▶ PROMPT
Locate the word "color" in the data below, then copy every line that holds it.

▶ EXERCISE MATERIALS
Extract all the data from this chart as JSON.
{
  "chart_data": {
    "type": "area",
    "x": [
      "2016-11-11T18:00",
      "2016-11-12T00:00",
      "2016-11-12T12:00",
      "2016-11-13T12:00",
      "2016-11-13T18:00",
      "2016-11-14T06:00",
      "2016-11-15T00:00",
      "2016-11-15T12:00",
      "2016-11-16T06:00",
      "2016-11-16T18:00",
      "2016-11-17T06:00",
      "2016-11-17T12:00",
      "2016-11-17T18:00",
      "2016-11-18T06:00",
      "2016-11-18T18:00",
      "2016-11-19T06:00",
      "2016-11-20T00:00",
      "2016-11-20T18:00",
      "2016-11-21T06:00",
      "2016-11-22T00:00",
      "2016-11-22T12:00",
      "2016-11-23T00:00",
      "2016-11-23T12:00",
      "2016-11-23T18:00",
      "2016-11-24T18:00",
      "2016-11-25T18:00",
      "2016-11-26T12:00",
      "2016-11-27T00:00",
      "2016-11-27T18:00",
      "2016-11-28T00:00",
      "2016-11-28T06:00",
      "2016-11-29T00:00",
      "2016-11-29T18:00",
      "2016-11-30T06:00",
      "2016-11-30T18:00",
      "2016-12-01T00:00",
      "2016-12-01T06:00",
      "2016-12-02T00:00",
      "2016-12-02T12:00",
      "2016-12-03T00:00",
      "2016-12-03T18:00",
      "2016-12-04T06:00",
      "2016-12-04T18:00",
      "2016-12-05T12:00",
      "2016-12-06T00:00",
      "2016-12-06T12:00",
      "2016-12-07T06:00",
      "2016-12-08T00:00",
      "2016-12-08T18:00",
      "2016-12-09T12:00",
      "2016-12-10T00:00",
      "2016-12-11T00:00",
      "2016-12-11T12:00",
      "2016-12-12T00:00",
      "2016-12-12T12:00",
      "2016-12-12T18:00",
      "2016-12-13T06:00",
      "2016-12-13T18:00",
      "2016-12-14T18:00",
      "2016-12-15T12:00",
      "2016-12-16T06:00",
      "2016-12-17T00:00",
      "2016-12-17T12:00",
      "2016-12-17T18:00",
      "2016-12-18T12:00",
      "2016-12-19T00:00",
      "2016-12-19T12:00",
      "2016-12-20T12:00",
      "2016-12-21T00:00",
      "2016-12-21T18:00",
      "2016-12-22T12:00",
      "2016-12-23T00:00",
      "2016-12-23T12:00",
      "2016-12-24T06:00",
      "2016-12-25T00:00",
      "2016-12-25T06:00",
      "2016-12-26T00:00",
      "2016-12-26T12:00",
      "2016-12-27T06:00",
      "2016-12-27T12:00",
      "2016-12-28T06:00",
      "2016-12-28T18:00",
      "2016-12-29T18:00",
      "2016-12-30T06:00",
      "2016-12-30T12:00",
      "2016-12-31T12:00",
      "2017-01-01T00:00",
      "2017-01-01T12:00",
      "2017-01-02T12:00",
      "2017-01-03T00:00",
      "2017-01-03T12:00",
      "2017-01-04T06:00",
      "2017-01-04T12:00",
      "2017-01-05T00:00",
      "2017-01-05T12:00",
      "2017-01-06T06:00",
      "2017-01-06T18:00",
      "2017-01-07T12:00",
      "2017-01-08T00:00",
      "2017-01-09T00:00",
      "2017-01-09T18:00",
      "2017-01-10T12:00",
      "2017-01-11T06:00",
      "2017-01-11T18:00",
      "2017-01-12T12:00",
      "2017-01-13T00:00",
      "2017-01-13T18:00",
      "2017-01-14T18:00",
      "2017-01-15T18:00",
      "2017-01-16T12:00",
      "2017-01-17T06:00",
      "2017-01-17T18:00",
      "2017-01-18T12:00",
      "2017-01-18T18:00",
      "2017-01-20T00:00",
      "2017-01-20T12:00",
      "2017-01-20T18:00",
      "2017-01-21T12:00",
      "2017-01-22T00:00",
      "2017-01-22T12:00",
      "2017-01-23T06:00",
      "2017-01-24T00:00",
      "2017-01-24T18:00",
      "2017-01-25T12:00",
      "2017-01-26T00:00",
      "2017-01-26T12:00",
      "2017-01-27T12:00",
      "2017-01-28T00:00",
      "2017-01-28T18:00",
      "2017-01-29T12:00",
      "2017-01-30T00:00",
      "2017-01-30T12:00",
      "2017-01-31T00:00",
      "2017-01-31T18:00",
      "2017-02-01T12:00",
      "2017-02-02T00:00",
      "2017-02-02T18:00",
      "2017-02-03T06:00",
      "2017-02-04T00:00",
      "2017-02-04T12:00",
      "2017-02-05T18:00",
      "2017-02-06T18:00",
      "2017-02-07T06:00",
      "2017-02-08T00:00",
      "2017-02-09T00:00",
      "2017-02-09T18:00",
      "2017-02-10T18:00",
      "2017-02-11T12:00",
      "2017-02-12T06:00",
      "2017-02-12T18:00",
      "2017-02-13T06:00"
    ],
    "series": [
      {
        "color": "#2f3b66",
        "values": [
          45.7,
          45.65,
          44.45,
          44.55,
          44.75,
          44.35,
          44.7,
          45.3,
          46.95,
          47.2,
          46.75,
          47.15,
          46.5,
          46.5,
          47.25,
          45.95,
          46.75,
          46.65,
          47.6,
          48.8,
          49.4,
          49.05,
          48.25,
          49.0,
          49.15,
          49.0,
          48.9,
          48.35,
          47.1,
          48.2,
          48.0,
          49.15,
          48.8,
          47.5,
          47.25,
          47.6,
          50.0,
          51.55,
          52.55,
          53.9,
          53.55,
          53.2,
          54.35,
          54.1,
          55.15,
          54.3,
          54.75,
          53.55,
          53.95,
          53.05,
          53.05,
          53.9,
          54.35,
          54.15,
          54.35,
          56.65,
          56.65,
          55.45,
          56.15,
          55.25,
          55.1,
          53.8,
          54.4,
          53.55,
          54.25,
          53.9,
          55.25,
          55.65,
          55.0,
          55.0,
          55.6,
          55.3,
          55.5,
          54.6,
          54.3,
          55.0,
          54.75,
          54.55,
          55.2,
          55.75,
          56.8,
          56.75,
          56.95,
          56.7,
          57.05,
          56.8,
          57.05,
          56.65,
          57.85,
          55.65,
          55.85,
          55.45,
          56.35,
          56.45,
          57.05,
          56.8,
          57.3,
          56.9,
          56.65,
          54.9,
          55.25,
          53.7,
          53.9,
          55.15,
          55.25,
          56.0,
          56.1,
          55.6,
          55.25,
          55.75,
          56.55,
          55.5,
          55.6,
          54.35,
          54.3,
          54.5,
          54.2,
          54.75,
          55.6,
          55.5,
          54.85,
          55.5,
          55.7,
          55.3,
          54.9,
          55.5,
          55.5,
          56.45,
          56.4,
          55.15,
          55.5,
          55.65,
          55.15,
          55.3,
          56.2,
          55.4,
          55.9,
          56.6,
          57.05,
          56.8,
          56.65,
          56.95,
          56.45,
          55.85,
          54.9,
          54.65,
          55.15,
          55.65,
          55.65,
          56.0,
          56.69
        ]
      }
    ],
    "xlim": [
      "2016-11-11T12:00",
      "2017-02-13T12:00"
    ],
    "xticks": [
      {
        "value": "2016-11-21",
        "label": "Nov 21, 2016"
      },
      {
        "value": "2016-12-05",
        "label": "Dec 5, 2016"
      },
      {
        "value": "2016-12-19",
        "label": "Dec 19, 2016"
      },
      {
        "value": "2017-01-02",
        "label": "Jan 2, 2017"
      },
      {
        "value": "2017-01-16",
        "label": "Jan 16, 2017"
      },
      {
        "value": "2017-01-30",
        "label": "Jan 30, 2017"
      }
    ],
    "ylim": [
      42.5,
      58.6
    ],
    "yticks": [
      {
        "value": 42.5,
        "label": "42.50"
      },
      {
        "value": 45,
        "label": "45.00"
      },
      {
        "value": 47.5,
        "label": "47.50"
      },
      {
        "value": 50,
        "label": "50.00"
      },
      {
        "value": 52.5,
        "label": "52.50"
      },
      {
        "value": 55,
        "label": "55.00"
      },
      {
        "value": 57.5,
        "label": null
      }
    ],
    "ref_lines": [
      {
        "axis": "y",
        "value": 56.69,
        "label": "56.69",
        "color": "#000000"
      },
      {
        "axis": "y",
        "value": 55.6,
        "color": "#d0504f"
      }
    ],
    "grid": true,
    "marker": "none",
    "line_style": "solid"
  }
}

▶ SOLVED EXERCISE
        "color": "#2f3b66",
        "color": "#000000"
        "color": "#d0504f"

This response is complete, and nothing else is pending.